▶ **Input material**:
====
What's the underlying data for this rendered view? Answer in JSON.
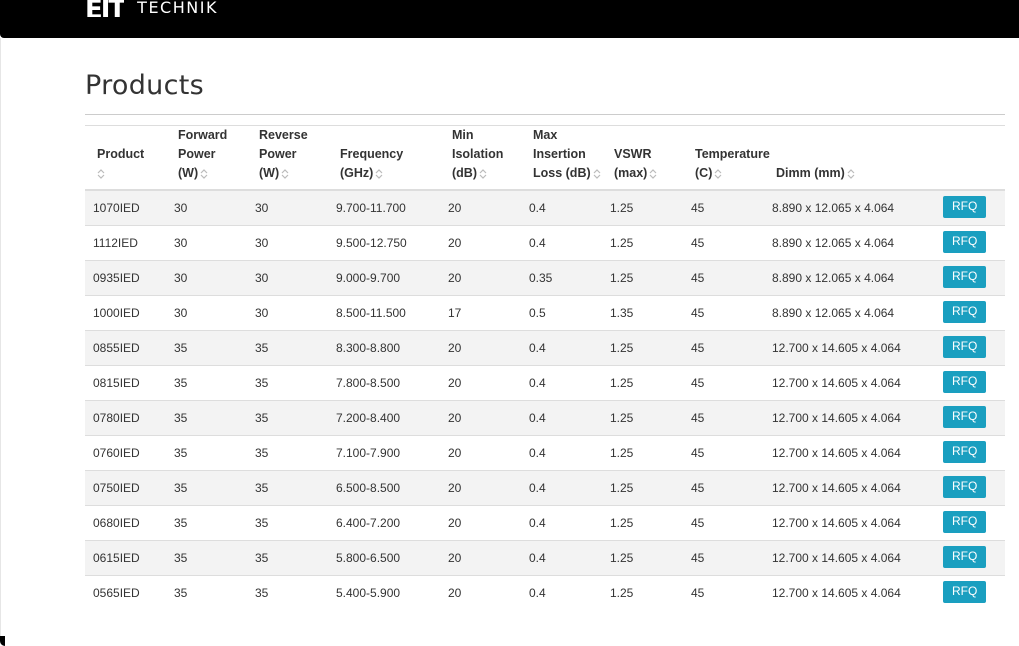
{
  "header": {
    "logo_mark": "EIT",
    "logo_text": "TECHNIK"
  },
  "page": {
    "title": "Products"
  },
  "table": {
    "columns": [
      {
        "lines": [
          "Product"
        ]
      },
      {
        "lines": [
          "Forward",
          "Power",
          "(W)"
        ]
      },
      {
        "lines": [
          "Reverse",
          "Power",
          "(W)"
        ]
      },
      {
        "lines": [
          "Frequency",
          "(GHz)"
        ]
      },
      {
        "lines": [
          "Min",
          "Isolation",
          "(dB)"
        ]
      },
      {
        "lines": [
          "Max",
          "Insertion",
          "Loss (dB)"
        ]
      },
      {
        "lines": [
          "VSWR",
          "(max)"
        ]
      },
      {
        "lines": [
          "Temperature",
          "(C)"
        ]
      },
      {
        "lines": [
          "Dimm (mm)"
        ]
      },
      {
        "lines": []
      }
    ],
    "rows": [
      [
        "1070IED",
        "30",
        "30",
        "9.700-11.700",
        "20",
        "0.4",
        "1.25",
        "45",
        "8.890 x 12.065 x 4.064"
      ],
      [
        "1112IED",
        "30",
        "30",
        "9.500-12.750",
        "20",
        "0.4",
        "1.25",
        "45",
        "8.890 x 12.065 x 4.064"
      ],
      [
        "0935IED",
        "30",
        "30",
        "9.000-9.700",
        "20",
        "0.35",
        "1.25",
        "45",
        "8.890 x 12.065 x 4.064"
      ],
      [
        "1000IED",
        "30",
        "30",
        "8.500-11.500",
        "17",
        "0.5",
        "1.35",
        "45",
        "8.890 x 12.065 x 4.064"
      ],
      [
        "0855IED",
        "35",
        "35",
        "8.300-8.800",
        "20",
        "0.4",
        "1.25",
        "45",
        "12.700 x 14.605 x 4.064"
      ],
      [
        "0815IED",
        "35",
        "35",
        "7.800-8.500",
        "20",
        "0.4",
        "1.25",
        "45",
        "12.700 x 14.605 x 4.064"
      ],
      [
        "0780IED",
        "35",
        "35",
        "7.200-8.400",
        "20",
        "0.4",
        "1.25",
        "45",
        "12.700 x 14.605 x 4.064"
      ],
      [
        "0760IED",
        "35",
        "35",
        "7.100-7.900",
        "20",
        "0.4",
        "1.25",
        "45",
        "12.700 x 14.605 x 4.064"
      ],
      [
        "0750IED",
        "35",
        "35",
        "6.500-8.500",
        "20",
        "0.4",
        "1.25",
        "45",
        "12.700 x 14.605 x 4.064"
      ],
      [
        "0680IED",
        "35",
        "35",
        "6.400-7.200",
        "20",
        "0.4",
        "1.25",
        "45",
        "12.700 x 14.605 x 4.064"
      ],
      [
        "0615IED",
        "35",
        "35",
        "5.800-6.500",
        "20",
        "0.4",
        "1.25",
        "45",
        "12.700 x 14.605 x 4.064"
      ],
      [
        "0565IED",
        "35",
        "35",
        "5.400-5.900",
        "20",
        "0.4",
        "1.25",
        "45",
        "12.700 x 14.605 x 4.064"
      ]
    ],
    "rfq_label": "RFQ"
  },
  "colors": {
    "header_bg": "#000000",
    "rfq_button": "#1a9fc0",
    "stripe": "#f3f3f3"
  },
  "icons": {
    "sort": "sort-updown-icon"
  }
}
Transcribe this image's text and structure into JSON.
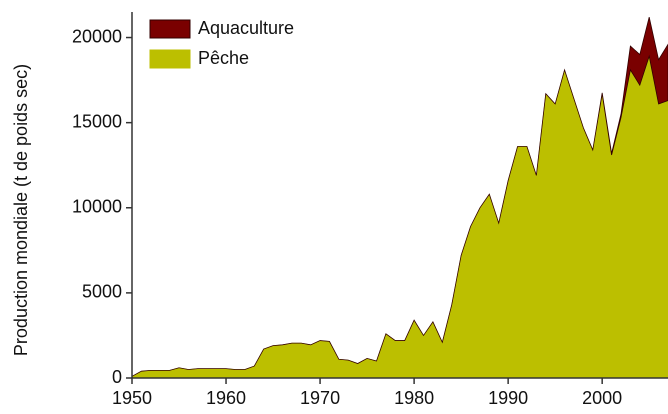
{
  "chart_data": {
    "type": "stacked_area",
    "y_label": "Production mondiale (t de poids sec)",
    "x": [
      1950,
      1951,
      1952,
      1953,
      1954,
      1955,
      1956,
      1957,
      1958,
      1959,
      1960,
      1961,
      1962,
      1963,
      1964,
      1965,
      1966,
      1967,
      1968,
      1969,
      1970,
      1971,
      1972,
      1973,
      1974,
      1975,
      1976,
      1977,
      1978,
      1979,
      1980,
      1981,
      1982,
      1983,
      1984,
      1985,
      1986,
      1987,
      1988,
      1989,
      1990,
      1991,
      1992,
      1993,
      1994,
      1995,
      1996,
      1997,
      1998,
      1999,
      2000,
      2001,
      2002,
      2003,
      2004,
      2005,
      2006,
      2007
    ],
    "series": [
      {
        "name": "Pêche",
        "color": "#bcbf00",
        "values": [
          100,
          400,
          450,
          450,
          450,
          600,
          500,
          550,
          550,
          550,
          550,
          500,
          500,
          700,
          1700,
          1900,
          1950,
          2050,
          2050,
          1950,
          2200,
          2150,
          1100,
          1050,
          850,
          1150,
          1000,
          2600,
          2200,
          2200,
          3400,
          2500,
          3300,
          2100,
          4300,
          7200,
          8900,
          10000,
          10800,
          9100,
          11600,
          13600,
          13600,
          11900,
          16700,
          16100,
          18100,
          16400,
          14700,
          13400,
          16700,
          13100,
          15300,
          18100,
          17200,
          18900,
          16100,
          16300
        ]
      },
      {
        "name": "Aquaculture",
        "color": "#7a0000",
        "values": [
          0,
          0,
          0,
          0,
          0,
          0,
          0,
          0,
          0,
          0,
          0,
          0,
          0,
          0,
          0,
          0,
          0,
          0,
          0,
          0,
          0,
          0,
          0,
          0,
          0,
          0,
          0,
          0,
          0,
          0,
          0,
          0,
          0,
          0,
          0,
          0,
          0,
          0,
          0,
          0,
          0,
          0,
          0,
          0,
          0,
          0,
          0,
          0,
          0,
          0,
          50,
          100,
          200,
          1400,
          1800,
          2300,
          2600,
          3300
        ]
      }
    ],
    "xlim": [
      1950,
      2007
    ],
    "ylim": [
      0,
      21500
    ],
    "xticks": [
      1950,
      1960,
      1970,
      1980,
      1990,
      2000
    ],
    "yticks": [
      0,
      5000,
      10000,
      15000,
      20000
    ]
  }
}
====
▶ **Requirements**:
Make an exact copy of the data, leaving its pictures out.

▶ **Response**:
What's the underlying data for this rendered view? Answer in JSON.
{
  "header": {
    "logo_mark": "EIT",
    "logo_text": "TECHNIK"
  },
  "page": {
    "title": "Products"
  },
  "table": {
    "columns": [
      {
        "lines": [
          "Product"
        ]
      },
      {
        "lines": [
          "Forward",
          "Power",
          "(W)"
        ]
      },
      {
        "lines": [
          "Reverse",
          "Power",
          "(W)"
        ]
      },
      {
        "lines": [
          "Frequency",
          "(GHz)"
        ]
      },
      {
        "lines": [
          "Min",
          "Isolation",
          "(dB)"
        ]
      },
      {
        "lines": [
          "Max",
          "Insertion",
          "Loss (dB)"
        ]
      },
      {
        "lines": [
          "VSWR",
          "(max)"
        ]
      },
      {
        "lines": [
          "Temperature",
          "(C)"
        ]
      },
      {
        "lines": [
          "Dimm (mm)"
        ]
      },
      {
        "lines": []
      }
    ],
    "rows": [
      [
        "1070IED",
        "30",
        "30",
        "9.700-11.700",
        "20",
        "0.4",
        "1.25",
        "45",
        "8.890 x 12.065 x 4.064"
      ],
      [
        "1112IED",
        "30",
        "30",
        "9.500-12.750",
        "20",
        "0.4",
        "1.25",
        "45",
        "8.890 x 12.065 x 4.064"
      ],
      [
        "0935IED",
        "30",
        "30",
        "9.000-9.700",
        "20",
        "0.35",
        "1.25",
        "45",
        "8.890 x 12.065 x 4.064"
      ],
      [
        "1000IED",
        "30",
        "30",
        "8.500-11.500",
        "17",
        "0.5",
        "1.35",
        "45",
        "8.890 x 12.065 x 4.064"
      ],
      [
        "0855IED",
        "35",
        "35",
        "8.300-8.800",
        "20",
        "0.4",
        "1.25",
        "45",
        "12.700 x 14.605 x 4.064"
      ],
      [
        "0815IED",
        "35",
        "35",
        "7.800-8.500",
        "20",
        "0.4",
        "1.25",
        "45",
        "12.700 x 14.605 x 4.064"
      ],
      [
        "0780IED",
        "35",
        "35",
        "7.200-8.400",
        "20",
        "0.4",
        "1.25",
        "45",
        "12.700 x 14.605 x 4.064"
      ],
      [
        "0760IED",
        "35",
        "35",
        "7.100-7.900",
        "20",
        "0.4",
        "1.25",
        "45",
        "12.700 x 14.605 x 4.064"
      ],
      [
        "0750IED",
        "35",
        "35",
        "6.500-8.500",
        "20",
        "0.4",
        "1.25",
        "45",
        "12.700 x 14.605 x 4.064"
      ],
      [
        "0680IED",
        "35",
        "35",
        "6.400-7.200",
        "20",
        "0.4",
        "1.25",
        "45",
        "12.700 x 14.605 x 4.064"
      ],
      [
        "0615IED",
        "35",
        "35",
        "5.800-6.500",
        "20",
        "0.4",
        "1.25",
        "45",
        "12.700 x 14.605 x 4.064"
      ],
      [
        "0565IED",
        "35",
        "35",
        "5.400-5.900",
        "20",
        "0.4",
        "1.25",
        "45",
        "12.700 x 14.605 x 4.064"
      ]
    ],
    "rfq_label": "RFQ"
  },
  "colors": {
    "header_bg": "#000000",
    "rfq_button": "#1a9fc0",
    "stripe": "#f3f3f3"
  },
  "icons": {
    "sort": "sort-updown-icon"
  }
}
Transcribe this image's text and structure into JSON.
{
  "chart_data": {
    "type": "stacked_area",
    "y_label": "Production mondiale (t de poids sec)",
    "x": [
      1950,
      1951,
      1952,
      1953,
      1954,
      1955,
      1956,
      1957,
      1958,
      1959,
      1960,
      1961,
      1962,
      1963,
      1964,
      1965,
      1966,
      1967,
      1968,
      1969,
      1970,
      1971,
      1972,
      1973,
      1974,
      1975,
      1976,
      1977,
      1978,
      1979,
      1980,
      1981,
      1982,
      1983,
      1984,
      1985,
      1986,
      1987,
      1988,
      1989,
      1990,
      1991,
      1992,
      1993,
      1994,
      1995,
      1996,
      1997,
      1998,
      1999,
      2000,
      2001,
      2002,
      2003,
      2004,
      2005,
      2006,
      2007
    ],
    "series": [
      {
        "name": "Pêche",
        "color": "#bcbf00",
        "values": [
          100,
          400,
          450,
          450,
          450,
          600,
          500,
          550,
          550,
          550,
          550,
          500,
          500,
          700,
          1700,
          1900,
          1950,
          2050,
          2050,
          1950,
          2200,
          2150,
          1100,
          1050,
          850,
          1150,
          1000,
          2600,
          2200,
          2200,
          3400,
          2500,
          3300,
          2100,
          4300,
          7200,
          8900,
          10000,
          10800,
          9100,
          11600,
          13600,
          13600,
          11900,
          16700,
          16100,
          18100,
          16400,
          14700,
          13400,
          16700,
          13100,
          15300,
          18100,
          17200,
          18900,
          16100,
          16300
        ]
      },
      {
        "name": "Aquaculture",
        "color": "#7a0000",
        "values": [
          0,
          0,
          0,
          0,
          0,
          0,
          0,
          0,
          0,
          0,
          0,
          0,
          0,
          0,
          0,
          0,
          0,
          0,
          0,
          0,
          0,
          0,
          0,
          0,
          0,
          0,
          0,
          0,
          0,
          0,
          0,
          0,
          0,
          0,
          0,
          0,
          0,
          0,
          0,
          0,
          0,
          0,
          0,
          0,
          0,
          0,
          0,
          0,
          0,
          0,
          50,
          100,
          200,
          1400,
          1800,
          2300,
          2600,
          3300
        ]
      }
    ],
    "xlim": [
      1950,
      2007
    ],
    "ylim": [
      0,
      21500
    ],
    "xticks": [
      1950,
      1960,
      1970,
      1980,
      1990,
      2000
    ],
    "yticks": [
      0,
      5000,
      10000,
      15000,
      20000
    ]
  }
}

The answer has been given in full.